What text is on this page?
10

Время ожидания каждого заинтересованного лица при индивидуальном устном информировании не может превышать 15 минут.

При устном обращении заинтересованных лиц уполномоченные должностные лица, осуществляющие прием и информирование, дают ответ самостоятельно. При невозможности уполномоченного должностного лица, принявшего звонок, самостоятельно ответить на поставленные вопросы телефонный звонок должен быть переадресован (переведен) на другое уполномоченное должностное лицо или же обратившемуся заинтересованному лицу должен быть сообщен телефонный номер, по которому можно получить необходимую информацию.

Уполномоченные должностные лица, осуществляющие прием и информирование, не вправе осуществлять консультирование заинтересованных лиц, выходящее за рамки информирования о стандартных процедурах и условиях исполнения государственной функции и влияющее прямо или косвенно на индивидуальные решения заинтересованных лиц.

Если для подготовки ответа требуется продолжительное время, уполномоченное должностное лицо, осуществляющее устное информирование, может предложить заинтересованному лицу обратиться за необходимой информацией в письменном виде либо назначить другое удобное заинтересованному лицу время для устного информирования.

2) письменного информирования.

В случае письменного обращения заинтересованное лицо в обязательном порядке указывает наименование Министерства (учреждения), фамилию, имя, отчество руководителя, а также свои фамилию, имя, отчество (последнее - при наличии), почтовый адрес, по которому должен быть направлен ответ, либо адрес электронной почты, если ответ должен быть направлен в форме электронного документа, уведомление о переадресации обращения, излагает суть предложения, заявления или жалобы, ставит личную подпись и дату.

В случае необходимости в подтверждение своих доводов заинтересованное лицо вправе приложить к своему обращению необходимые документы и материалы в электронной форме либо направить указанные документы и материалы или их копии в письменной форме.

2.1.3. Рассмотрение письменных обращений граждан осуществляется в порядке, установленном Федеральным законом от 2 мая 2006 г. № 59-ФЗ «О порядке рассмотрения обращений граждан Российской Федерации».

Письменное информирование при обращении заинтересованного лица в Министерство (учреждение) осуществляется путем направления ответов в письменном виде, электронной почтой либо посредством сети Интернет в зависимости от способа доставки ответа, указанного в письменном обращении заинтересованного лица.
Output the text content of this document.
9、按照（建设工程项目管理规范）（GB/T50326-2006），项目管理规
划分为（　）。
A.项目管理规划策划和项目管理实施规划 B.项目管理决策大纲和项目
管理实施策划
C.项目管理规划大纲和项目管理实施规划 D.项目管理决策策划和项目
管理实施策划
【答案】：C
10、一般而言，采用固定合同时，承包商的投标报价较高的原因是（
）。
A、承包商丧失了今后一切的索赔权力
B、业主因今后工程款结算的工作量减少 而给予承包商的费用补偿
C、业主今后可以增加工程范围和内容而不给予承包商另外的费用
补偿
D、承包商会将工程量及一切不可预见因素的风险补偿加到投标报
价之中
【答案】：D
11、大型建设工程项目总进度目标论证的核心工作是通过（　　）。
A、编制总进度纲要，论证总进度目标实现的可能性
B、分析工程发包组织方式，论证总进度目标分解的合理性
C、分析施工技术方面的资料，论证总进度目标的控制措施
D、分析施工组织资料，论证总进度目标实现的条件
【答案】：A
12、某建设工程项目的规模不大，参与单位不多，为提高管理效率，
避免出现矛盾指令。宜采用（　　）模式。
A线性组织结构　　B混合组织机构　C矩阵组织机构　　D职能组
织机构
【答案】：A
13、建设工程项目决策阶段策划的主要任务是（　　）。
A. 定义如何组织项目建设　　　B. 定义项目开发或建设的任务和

= = = = = = =

▶ SHORT EXERCISE
Find the string "ответа" in the listing and return every line that holds it.

▶ TASK RESPONSE
Если для подготовки ответа требуется продолжительное время, уполномоченное должностное лицо, осуществляющее устное информирование, может предложить заинтересованному лицу обратиться за необходимой информацией в письменном виде либо назначить другое удобное заинтересованному лицу время для устного информирования.
Письменное информирование при обращении заинтересованного лица в Министерство (учреждение) осуществляется путем направления ответов в письменном виде, электронной почтой либо посредством сети Интернет в зависимости от способа доставки ответа, указанного в письменном обращении заинтересованного лица.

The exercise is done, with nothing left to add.